**Task to carry out:** Set all the material down again unchanged, without the pictures.

begin The records

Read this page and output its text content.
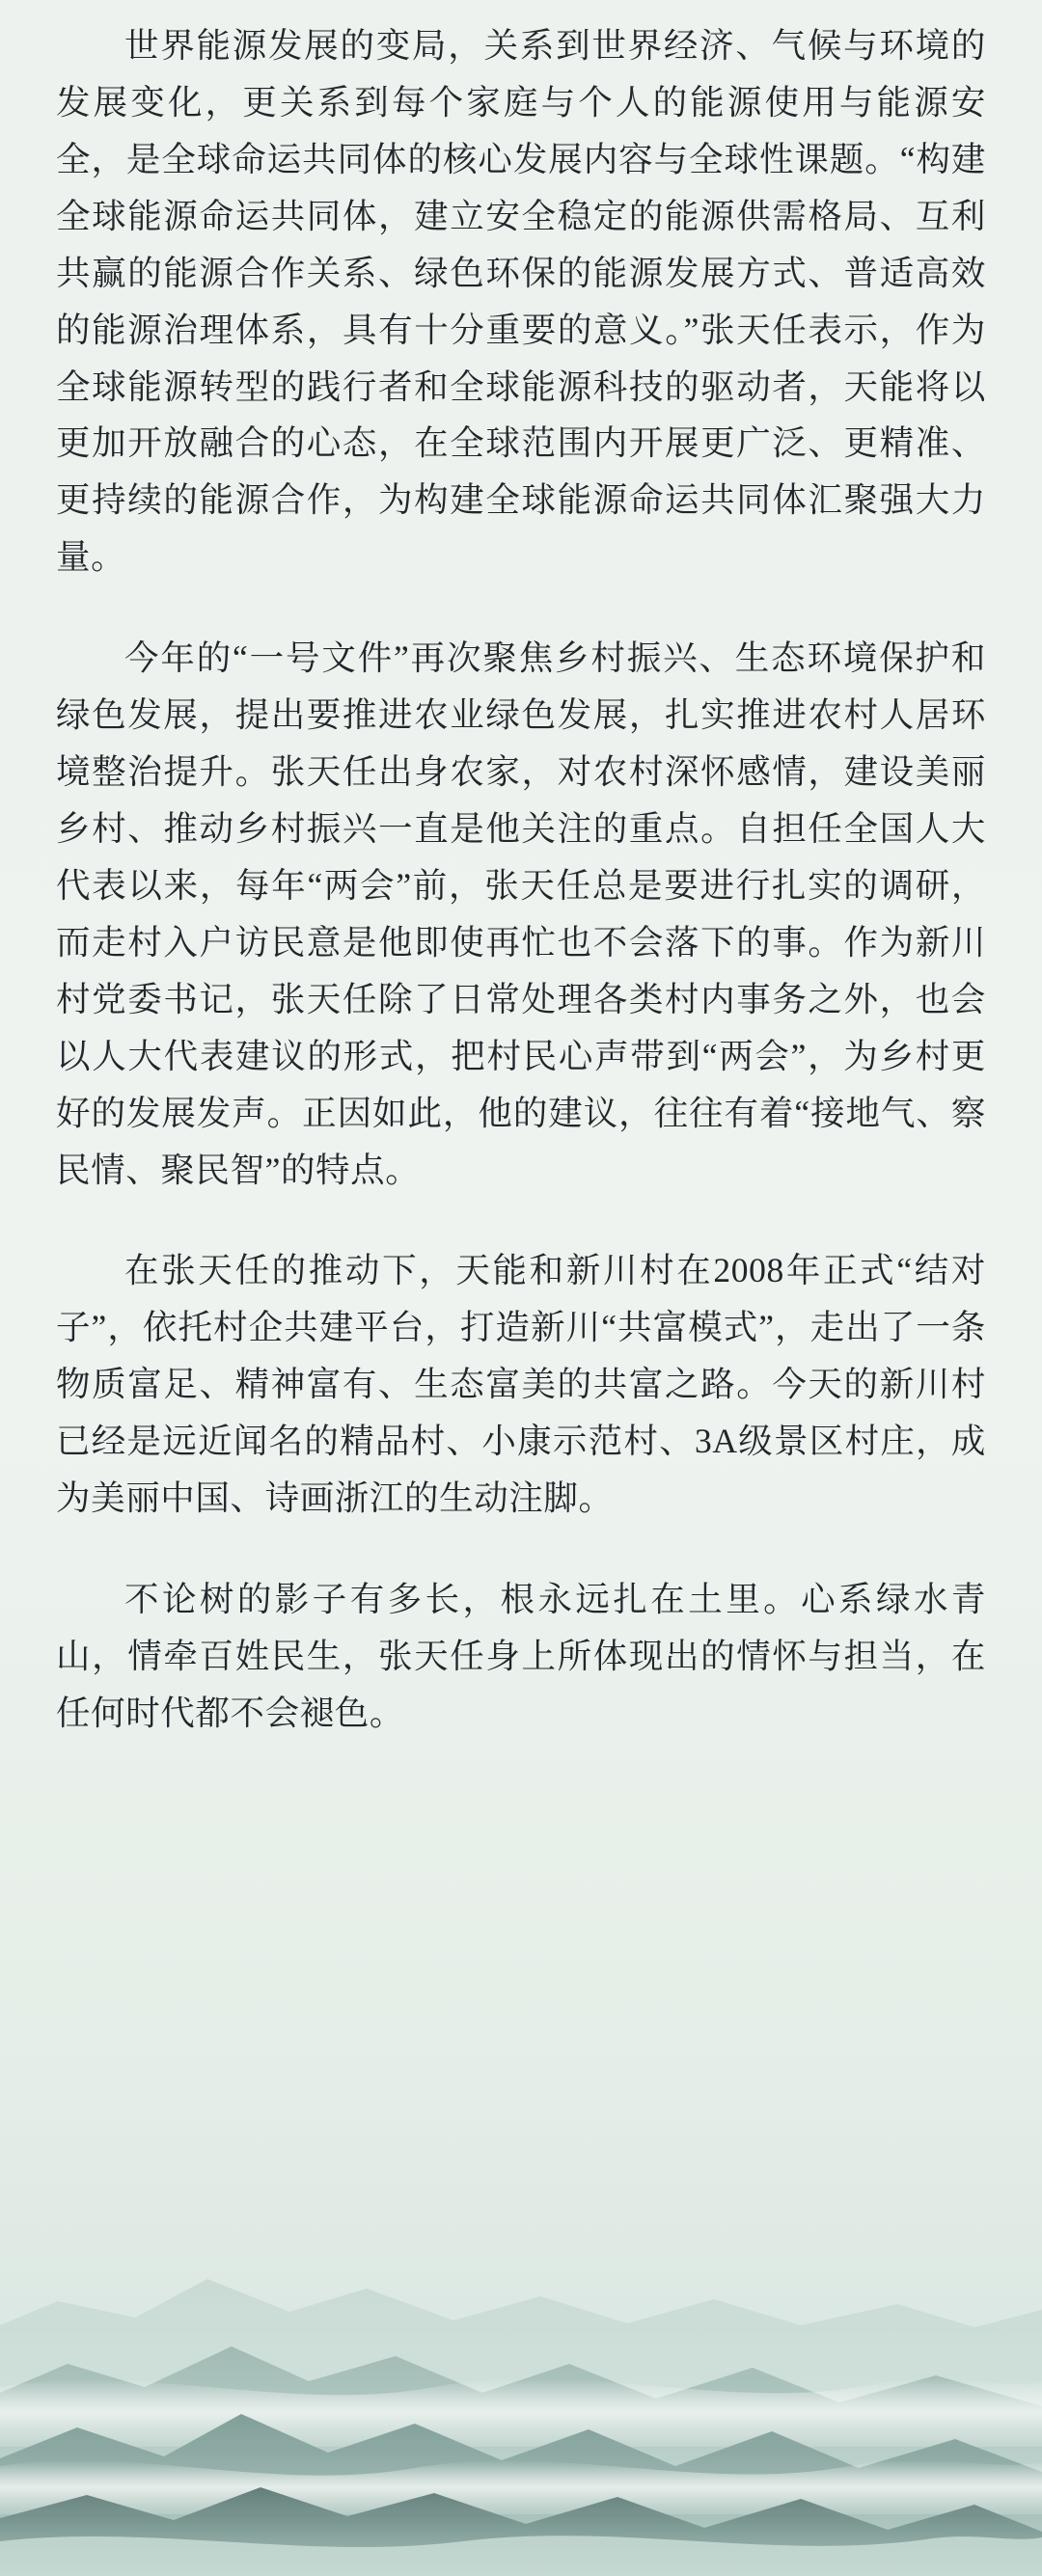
世界能源发展的变局，关系到世界经济、气候与环境的发展变化，更关系到每个家庭与个人的能源使用与能源安全，是全球命运共同体的核心发展内容与全球性课题。“构建全球能源命运共同体，建立安全稳定的能源供需格局、互利共赢的能源合作关系、绿色环保的能源发展方式、普适高效的能源治理体系，具有十分重要的意义。”张天任表示，作为全球能源转型的践行者和全球能源科技的驱动者，天能将以更加开放融合的心态，在全球范围内开展更广泛、更精准、更持续的能源合作，为构建全球能源命运共同体汇聚强大力量。

今年的“一号文件”再次聚焦乡村振兴、生态环境保护和绿色发展，提出要推进农业绿色发展，扎实推进农村人居环境整治提升。张天任出身农家，对农村深怀感情，建设美丽乡村、推动乡村振兴一直是他关注的重点。自担任全国人大代表以来，每年“两会”前，张天任总是要进行扎实的调研，而走村入户访民意是他即使再忙也不会落下的事。作为新川村党委书记，张天任除了日常处理各类村内事务之外，也会以人大代表建议的形式，把村民心声带到“两会”，为乡村更好的发展发声。正因如此，他的建议，往往有着“接地气、察民情、聚民智”的特点。

在张天任的推动下，天能和新川村在2008年正式“结对子”，依托村企共建平台，打造新川“共富模式”，走出了一条物质富足、精神富有、生态富美的共富之路。今天的新川村已经是远近闻名的精品村、小康示范村、3A级景区村庄，成为美丽中国、诗画浙江的生动注脚。

不论树的影子有多长，根永远扎在土里。心系绿水青山，情牵百姓民生，张天任身上所体现出的情怀与担当，在任何时代都不会褪色。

end The records

**Solution:**
Read this page and output its text content.
世界能源发展的变局，关系到世界经济、气候与环境的发展变化，更关系到每个家庭与个人的能源使用与能源安全，是全球命运共同体的核心发展内容与全球性课题。“构建全球能源命运共同体，建立安全稳定的能源供需格局、互利共赢的能源合作关系、绿色环保的能源发展方式、普适高效的能源治理体系，具有十分重要的意义。”张天任表示，作为全球能源转型的践行者和全球能源科技的驱动者，天能将以更加开放融合的心态，在全球范围内开展更广泛、更精准、更持续的能源合作，为构建全球能源命运共同体汇聚强大力量。

今年的“一号文件”再次聚焦乡村振兴、生态环境保护和绿色发展，提出要推进农业绿色发展，扎实推进农村人居环境整治提升。张天任出身农家，对农村深怀感情，建设美丽乡村、推动乡村振兴一直是他关注的重点。自担任全国人大代表以来，每年“两会”前，张天任总是要进行扎实的调研，而走村入户访民意是他即使再忙也不会落下的事。作为新川村党委书记，张天任除了日常处理各类村内事务之外，也会以人大代表建议的形式，把村民心声带到“两会”，为乡村更好的发展发声。正因如此，他的建议，往往有着“接地气、察民情、聚民智”的特点。

在张天任的推动下，天能和新川村在2008年正式“结对子”，依托村企共建平台，打造新川“共富模式”，走出了一条物质富足、精神富有、生态富美的共富之路。今天的新川村已经是远近闻名的精品村、小康示范村、3A级景区村庄，成为美丽中国、诗画浙江的生动注脚。

不论树的影子有多长，根永远扎在土里。心系绿水青山，情牵百姓民生，张天任身上所体现出的情怀与担当，在任何时代都不会褪色。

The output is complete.